◆ PROVIDED DATA
----------

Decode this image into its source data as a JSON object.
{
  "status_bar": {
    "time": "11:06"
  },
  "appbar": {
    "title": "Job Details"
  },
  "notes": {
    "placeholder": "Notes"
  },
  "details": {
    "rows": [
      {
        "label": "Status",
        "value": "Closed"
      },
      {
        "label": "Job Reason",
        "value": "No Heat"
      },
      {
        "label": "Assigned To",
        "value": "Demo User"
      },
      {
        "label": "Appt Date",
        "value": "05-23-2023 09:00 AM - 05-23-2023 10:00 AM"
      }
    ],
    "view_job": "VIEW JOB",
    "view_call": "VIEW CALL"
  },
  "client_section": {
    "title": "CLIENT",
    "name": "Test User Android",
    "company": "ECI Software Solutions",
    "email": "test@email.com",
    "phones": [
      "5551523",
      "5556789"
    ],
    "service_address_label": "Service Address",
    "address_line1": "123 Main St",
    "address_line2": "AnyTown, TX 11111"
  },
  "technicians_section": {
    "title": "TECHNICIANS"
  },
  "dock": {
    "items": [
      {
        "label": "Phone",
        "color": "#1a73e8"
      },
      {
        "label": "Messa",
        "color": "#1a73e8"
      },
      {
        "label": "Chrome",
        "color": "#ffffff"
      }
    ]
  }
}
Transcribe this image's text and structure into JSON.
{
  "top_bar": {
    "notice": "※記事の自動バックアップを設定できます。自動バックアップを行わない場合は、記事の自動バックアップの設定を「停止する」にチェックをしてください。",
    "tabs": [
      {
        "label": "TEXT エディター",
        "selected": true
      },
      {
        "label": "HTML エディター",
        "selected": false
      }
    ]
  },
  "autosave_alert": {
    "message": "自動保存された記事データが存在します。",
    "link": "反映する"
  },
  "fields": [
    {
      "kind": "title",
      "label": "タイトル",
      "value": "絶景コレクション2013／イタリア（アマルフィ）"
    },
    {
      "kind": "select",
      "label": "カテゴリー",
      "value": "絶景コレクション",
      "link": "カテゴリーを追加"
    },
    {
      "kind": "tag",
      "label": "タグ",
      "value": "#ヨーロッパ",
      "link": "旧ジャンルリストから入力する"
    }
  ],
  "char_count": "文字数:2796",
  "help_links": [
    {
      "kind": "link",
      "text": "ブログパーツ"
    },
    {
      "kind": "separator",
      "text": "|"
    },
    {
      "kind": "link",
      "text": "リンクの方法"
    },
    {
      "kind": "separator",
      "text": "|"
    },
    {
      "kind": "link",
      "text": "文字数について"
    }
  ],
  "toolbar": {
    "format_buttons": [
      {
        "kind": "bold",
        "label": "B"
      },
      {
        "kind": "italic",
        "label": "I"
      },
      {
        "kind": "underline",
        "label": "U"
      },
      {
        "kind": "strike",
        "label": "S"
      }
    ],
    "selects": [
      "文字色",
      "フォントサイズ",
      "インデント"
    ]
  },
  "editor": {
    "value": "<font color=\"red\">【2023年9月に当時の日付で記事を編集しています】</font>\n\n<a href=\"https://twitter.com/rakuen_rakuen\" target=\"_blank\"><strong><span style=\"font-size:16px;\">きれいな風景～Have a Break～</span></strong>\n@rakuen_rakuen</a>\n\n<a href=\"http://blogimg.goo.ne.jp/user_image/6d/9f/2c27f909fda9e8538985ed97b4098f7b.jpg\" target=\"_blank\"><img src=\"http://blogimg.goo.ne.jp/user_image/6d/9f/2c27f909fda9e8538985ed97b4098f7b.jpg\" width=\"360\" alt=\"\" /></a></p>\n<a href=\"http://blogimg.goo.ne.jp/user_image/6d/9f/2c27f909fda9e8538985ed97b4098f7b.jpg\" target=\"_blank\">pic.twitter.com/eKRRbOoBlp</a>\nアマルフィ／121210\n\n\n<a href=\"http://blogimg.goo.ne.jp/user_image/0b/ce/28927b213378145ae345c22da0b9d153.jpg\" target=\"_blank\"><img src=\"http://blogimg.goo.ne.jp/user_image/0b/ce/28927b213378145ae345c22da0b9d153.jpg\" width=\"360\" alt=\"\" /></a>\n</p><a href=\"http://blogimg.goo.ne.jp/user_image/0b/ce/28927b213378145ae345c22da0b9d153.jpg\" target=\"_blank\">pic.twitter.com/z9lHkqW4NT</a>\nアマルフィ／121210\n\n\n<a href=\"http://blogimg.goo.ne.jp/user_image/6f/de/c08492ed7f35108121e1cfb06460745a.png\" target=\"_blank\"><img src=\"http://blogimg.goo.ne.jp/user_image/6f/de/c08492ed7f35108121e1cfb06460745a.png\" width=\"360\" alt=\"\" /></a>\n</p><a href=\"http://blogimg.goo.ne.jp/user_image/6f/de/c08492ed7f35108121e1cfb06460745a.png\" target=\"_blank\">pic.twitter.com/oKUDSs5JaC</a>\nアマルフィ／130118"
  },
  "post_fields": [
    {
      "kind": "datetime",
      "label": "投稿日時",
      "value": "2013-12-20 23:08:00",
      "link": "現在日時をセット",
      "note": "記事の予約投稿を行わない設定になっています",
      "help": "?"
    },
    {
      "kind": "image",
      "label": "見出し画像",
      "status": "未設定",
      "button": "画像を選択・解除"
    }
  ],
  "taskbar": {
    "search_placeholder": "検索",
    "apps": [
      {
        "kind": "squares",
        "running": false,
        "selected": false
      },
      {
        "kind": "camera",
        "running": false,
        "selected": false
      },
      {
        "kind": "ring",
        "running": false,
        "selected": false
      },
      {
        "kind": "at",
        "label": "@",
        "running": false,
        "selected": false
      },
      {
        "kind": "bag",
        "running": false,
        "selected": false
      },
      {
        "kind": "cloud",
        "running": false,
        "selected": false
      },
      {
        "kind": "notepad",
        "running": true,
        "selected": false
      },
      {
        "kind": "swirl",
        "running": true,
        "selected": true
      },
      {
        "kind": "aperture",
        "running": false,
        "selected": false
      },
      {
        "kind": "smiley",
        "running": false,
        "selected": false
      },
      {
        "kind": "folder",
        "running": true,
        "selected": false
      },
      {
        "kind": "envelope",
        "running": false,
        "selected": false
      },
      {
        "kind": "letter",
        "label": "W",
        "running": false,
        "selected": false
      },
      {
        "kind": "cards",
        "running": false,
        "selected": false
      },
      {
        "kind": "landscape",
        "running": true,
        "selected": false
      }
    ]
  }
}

----------

Using the records above, list each line that includes "this".

◆ EXERCISE OUTPUT
Decode this image into its source data as a JSON object.
Transcribe this image's text and structure into JSON.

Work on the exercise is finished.